What the exercise asks:
Which lines in the material below contain the word "name"? Copy each of them.

Extracted data:
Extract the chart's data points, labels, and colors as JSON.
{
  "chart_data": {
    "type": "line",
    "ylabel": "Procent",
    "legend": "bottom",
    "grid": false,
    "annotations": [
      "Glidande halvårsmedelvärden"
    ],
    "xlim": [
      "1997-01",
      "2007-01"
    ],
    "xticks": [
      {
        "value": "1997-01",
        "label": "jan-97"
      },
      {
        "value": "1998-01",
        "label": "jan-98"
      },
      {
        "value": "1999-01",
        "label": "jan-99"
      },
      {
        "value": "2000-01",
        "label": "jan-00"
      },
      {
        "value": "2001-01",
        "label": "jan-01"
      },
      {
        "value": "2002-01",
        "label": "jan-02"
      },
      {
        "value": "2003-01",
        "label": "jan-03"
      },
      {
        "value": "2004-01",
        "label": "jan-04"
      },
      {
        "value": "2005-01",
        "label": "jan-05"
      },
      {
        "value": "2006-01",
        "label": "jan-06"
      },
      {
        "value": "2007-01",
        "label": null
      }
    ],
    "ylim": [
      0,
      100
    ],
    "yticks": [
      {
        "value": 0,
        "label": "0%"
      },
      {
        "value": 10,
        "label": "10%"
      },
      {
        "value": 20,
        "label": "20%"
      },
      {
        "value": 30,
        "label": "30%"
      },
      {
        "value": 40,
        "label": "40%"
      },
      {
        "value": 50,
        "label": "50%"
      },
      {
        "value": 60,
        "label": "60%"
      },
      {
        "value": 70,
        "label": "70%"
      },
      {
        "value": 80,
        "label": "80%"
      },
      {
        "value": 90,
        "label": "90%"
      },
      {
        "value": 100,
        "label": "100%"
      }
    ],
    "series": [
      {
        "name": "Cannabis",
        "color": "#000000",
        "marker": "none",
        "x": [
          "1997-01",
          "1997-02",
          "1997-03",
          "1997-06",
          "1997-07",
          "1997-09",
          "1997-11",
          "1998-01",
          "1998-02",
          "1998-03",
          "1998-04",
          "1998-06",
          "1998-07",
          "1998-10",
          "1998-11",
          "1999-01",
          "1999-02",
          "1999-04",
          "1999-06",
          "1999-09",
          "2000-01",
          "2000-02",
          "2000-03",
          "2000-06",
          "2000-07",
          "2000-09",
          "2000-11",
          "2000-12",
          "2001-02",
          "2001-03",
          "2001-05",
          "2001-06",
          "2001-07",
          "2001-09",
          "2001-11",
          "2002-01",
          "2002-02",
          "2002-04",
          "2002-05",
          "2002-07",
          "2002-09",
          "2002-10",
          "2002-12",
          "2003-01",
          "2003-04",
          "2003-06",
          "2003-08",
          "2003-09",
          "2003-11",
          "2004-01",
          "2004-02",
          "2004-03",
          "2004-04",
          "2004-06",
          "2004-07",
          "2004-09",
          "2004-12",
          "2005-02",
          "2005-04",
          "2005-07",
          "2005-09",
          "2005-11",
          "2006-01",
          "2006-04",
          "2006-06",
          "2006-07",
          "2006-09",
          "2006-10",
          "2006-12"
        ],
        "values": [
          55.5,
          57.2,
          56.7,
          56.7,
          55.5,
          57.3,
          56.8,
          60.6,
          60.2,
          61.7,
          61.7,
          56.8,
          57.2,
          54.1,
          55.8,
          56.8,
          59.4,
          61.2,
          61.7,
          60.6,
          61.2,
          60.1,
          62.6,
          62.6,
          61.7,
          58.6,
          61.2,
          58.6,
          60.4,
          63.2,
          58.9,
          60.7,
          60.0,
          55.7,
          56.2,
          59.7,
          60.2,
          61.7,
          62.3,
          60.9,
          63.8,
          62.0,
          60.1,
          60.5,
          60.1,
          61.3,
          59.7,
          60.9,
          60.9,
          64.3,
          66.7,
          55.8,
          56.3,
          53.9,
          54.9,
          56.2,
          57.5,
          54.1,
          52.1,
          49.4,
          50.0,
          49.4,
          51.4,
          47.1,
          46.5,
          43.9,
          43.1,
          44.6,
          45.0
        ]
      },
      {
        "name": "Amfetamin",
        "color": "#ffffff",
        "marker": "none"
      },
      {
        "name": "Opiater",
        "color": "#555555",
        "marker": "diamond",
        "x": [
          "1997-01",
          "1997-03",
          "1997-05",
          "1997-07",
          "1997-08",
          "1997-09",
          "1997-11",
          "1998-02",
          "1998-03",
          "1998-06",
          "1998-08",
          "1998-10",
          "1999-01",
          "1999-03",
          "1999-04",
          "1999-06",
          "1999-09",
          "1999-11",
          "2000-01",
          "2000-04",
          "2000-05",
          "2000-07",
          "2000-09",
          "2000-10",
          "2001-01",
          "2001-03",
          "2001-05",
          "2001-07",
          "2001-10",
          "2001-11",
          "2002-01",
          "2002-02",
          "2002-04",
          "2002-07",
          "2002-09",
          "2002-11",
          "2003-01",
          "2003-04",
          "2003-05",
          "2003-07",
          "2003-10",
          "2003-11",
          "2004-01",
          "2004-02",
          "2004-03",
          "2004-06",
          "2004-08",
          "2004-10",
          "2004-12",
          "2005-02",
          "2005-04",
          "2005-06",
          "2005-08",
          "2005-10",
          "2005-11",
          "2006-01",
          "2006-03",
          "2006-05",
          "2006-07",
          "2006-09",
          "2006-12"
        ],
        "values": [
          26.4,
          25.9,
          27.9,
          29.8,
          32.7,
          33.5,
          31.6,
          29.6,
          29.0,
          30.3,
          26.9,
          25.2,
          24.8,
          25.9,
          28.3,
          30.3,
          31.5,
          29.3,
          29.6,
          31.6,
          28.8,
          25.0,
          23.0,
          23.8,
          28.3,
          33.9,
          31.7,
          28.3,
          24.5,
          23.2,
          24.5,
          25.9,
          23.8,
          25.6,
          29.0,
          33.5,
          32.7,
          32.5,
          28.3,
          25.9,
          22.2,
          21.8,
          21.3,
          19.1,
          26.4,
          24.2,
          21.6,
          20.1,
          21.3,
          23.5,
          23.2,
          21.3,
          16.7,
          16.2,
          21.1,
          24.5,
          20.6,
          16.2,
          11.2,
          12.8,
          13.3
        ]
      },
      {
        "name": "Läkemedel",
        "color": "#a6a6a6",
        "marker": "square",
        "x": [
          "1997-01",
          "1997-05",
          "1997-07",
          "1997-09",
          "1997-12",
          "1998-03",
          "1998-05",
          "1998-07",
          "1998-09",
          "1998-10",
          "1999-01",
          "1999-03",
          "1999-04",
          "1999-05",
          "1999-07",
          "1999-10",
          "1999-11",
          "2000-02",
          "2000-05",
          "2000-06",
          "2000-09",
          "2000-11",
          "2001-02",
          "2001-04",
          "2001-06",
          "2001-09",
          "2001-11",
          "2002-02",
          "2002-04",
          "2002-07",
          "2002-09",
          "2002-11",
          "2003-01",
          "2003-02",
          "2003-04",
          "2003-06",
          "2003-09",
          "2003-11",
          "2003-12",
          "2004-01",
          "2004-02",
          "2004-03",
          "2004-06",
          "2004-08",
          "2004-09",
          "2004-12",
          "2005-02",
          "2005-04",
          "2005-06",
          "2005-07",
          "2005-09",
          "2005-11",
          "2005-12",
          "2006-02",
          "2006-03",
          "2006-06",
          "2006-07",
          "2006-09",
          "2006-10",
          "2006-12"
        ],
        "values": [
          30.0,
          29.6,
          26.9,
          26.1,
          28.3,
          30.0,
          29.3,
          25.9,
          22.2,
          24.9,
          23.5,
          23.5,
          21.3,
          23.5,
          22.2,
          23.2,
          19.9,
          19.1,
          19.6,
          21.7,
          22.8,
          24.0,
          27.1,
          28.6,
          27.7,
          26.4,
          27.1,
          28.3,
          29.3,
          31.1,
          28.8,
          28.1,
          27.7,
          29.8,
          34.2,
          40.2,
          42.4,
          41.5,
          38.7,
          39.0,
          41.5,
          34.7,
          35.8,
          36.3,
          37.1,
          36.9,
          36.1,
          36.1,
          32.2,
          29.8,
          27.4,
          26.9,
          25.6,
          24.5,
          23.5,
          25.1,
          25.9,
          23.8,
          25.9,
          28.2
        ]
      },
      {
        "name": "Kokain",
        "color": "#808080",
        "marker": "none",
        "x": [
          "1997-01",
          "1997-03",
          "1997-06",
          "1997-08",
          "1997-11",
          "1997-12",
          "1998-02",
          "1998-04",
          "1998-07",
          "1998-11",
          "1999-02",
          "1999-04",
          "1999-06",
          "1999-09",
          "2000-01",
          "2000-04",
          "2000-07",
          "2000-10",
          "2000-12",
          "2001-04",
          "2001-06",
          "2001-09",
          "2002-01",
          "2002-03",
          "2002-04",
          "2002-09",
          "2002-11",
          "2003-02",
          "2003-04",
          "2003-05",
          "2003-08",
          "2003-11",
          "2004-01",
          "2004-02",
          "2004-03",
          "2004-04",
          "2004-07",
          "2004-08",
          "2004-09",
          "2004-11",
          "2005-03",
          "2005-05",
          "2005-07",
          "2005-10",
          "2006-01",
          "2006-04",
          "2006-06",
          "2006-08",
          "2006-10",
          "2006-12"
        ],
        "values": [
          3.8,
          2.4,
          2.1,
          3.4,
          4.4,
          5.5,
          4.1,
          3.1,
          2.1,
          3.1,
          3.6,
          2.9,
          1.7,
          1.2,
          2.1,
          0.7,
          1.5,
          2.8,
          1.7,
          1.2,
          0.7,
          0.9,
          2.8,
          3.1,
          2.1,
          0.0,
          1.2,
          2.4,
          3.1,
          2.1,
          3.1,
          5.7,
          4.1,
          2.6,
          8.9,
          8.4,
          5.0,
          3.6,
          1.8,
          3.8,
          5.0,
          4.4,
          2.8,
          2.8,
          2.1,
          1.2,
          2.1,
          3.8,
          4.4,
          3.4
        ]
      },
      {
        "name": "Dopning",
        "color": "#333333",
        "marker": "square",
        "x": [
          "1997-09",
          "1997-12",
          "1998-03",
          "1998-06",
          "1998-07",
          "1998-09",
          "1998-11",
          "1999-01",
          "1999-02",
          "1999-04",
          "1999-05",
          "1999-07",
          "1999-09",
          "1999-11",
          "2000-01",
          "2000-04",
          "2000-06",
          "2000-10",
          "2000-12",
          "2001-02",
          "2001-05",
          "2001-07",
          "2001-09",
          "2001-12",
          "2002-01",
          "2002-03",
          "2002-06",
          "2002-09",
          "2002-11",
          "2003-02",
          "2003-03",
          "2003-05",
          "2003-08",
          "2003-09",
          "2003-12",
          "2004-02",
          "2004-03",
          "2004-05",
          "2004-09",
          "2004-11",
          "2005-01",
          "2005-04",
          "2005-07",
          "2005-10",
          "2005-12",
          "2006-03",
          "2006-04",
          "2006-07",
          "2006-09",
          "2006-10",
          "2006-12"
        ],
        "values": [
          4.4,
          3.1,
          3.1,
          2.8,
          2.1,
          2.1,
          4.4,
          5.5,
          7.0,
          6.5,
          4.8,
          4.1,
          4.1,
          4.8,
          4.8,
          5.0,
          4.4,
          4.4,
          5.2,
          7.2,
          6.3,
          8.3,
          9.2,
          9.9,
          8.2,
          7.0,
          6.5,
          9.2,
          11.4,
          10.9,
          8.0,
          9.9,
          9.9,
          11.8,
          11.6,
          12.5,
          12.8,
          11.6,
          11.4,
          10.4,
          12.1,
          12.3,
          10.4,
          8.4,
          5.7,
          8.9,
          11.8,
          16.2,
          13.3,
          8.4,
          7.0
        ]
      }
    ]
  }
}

The reply:
        "name": "Cannabis",
        "name": "Amfetamin",
        "name": "Opiater",
        "name": "Läkemedel",
        "name": "Kokain",
        "name": "Dopning",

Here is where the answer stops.